→ Your task: Extract all lines containing "ministro".

* * * * * * *

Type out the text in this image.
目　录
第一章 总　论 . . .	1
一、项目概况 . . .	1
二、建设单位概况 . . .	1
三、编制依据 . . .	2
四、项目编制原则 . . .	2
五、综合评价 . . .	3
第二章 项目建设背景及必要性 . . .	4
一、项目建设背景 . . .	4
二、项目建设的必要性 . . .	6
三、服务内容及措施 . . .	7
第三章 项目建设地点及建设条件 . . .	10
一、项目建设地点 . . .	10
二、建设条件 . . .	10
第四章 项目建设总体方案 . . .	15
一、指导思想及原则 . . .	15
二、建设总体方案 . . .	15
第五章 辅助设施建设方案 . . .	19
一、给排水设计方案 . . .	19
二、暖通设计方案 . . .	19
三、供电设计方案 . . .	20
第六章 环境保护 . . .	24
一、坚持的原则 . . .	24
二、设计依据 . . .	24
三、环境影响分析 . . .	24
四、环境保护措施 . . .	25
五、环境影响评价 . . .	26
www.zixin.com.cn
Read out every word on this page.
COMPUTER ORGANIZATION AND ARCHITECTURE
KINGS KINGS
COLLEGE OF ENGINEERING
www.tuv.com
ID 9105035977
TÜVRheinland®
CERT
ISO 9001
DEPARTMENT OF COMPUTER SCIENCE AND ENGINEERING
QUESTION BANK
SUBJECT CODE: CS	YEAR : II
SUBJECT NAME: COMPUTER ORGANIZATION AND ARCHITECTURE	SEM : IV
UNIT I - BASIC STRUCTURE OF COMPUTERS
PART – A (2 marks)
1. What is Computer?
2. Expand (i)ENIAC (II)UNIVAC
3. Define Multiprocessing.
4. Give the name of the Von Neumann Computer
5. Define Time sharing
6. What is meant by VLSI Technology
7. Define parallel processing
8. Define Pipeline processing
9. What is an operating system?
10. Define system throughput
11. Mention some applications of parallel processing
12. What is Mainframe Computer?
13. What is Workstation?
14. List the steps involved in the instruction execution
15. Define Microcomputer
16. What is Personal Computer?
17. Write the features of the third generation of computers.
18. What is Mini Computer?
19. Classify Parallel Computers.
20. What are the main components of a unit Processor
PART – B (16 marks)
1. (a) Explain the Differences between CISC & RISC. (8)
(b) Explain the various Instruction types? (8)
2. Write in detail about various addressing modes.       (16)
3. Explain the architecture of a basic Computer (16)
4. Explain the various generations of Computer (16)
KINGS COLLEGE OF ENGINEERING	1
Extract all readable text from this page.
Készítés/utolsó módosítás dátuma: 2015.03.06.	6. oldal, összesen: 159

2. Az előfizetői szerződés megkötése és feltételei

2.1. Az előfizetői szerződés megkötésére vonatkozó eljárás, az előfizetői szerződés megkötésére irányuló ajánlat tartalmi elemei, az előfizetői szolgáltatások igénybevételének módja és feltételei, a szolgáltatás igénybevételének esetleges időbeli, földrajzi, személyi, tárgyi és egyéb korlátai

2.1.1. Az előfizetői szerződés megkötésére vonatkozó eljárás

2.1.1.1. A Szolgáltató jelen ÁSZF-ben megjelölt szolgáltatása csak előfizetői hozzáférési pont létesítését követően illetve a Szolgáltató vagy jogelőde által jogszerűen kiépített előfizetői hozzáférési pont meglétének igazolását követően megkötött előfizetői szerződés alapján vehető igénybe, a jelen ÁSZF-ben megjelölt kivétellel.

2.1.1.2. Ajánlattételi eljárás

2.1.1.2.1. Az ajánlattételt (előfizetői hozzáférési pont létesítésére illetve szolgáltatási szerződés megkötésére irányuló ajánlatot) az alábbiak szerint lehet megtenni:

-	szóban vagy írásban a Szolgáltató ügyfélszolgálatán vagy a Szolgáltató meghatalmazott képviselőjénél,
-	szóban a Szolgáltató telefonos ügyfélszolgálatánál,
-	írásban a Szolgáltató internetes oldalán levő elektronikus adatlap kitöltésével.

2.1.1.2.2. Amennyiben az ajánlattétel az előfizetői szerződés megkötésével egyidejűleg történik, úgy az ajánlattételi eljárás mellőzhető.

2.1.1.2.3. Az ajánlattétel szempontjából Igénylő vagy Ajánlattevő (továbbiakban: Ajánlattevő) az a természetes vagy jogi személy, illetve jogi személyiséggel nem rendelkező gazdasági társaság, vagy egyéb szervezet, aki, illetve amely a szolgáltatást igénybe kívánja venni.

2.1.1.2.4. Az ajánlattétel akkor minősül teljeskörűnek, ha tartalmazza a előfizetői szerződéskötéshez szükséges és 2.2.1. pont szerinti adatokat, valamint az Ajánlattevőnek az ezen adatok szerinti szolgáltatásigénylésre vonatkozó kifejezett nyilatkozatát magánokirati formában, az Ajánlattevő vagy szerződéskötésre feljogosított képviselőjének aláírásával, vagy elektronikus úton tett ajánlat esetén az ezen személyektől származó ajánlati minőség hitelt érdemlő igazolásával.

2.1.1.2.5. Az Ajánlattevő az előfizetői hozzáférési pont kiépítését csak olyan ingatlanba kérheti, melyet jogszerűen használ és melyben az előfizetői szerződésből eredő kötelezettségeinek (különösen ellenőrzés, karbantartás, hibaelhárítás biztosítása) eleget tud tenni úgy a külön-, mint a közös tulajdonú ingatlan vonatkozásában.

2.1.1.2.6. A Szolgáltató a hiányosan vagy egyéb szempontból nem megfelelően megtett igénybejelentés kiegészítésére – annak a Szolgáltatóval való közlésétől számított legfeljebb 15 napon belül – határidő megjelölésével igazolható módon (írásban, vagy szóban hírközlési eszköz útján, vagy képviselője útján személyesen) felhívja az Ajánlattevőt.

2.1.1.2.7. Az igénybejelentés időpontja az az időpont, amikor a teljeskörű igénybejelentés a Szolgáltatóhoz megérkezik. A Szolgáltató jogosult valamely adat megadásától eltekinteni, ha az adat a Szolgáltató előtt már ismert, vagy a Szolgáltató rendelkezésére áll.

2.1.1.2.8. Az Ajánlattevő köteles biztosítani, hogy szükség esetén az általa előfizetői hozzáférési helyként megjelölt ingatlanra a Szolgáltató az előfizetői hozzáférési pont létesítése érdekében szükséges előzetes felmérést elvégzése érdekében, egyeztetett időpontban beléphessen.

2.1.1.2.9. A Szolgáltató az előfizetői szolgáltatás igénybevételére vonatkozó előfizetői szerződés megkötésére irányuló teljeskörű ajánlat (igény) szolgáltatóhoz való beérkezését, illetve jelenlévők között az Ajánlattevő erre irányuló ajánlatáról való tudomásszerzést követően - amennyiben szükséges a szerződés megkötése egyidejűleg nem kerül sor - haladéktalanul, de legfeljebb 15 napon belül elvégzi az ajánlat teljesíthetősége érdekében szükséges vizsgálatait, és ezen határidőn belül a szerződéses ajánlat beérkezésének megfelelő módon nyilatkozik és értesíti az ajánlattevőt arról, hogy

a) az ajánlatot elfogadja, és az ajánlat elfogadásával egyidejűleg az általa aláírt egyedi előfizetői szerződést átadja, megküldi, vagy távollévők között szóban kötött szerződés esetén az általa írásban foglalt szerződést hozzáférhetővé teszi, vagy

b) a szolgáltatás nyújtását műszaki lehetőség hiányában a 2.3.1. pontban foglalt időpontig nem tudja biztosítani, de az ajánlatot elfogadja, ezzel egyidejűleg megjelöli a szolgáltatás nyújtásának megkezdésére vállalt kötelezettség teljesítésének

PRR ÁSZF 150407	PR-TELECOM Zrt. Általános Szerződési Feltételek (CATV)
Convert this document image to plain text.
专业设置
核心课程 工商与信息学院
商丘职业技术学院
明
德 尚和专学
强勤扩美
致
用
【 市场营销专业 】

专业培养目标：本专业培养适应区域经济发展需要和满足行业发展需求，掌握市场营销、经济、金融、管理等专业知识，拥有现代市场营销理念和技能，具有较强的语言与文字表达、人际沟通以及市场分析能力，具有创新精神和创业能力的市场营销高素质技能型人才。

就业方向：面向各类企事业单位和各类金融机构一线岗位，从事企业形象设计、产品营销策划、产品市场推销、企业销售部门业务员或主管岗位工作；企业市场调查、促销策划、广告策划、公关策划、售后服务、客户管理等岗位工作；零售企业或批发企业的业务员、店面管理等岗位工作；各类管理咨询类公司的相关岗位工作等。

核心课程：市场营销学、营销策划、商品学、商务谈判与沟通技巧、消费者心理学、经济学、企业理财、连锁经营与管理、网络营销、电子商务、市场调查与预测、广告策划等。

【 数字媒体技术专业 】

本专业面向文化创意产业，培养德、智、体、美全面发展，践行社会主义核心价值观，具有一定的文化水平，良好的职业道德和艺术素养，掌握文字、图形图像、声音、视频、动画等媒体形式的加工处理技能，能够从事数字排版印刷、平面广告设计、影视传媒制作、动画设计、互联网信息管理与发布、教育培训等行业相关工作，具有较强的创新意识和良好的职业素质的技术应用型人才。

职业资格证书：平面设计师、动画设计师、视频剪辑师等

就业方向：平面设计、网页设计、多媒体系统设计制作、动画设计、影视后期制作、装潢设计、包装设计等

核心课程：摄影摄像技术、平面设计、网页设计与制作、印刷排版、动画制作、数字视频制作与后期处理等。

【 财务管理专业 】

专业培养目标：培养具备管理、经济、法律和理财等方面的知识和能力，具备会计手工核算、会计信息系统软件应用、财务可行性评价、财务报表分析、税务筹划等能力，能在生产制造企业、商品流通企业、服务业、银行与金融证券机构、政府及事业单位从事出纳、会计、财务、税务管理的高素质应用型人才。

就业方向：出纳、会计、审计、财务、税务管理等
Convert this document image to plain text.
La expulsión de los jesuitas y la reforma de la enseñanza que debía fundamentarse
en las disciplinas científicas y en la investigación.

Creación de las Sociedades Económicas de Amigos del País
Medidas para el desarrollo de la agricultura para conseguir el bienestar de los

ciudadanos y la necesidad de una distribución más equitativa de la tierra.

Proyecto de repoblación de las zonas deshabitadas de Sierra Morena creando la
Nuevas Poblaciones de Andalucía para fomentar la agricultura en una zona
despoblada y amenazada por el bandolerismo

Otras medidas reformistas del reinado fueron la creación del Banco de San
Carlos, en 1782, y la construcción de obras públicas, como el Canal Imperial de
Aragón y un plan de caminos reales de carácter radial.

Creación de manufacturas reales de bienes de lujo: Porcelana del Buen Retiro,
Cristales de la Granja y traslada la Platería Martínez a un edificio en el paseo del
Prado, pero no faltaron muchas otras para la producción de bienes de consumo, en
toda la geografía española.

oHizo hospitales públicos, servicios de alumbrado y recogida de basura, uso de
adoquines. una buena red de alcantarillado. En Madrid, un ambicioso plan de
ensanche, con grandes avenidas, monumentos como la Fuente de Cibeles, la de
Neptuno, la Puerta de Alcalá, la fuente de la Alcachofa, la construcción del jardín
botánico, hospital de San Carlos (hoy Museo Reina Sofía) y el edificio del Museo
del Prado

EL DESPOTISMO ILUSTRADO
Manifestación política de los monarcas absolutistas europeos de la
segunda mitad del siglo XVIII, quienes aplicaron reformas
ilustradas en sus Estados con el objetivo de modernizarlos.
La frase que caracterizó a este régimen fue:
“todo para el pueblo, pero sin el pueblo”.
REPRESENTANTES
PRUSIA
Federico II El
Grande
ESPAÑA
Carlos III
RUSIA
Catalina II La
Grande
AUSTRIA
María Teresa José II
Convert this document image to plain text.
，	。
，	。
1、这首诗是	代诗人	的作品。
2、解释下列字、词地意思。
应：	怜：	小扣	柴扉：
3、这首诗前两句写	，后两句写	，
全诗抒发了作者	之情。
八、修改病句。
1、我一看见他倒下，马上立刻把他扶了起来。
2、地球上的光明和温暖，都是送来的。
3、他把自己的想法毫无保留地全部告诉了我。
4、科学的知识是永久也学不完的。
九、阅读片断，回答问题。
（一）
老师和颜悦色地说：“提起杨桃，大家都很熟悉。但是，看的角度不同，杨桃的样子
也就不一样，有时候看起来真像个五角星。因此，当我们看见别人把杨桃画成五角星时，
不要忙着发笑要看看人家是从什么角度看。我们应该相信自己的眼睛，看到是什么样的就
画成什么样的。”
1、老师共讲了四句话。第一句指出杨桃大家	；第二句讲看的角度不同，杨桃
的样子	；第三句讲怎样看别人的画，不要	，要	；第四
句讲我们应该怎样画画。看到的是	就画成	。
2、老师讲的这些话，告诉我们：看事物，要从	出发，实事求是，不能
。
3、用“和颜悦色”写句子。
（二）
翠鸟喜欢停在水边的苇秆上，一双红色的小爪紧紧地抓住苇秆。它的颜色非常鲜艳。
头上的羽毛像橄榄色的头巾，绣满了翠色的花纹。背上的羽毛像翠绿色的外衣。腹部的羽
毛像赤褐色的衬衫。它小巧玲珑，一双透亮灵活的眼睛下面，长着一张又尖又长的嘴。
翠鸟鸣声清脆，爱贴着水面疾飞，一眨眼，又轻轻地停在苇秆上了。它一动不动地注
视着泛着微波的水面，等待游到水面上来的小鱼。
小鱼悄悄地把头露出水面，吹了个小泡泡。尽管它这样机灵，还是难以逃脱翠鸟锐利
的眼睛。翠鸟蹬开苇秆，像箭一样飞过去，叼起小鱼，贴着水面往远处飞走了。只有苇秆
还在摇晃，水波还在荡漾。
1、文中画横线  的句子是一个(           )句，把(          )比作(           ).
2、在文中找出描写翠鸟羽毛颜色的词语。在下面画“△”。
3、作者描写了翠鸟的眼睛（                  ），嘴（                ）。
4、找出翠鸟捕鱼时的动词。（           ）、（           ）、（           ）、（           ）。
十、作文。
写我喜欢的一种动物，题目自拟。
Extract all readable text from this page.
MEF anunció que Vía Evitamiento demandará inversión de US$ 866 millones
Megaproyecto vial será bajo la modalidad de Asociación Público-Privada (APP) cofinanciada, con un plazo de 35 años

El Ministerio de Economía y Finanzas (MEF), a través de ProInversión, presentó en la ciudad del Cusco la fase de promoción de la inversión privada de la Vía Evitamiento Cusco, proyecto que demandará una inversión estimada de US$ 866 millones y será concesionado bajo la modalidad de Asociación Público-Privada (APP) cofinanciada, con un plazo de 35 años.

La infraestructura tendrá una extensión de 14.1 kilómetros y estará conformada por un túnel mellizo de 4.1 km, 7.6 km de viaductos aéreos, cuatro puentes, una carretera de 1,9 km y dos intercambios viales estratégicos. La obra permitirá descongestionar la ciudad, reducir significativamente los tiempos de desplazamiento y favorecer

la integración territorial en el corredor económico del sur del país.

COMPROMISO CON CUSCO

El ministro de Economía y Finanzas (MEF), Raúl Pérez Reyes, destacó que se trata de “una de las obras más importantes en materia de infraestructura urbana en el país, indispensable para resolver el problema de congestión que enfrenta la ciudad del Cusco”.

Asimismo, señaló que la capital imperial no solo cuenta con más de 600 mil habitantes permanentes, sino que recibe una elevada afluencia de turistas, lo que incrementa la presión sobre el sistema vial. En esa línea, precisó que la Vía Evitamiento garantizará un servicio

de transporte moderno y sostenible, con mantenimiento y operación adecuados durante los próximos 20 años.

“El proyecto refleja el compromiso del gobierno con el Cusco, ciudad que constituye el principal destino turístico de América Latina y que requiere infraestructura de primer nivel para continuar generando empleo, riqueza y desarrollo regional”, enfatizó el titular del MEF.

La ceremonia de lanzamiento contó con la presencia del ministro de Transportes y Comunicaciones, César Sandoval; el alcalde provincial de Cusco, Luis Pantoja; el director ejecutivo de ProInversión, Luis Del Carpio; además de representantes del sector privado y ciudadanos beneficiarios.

* * * * * * *

→ Response below:
El ministro de Economía y Finanzas (MEF), Raúl Pérez Reyes, destacó que se trata de “una de las obras más importantes en materia de infraestructura urbana en el país, indispensable para resolver el problema de congestión que enfrenta la ciudad del Cusco”.
La ceremonia de lanzamiento contó con la presencia del ministro de Transportes y Comunicaciones, César Sandoval; el alcalde provincial de Cusco, Luis Pantoja; el director ejecutivo de ProInversión, Luis Del Carpio; además de representantes del sector privado y ciudadanos beneficiarios.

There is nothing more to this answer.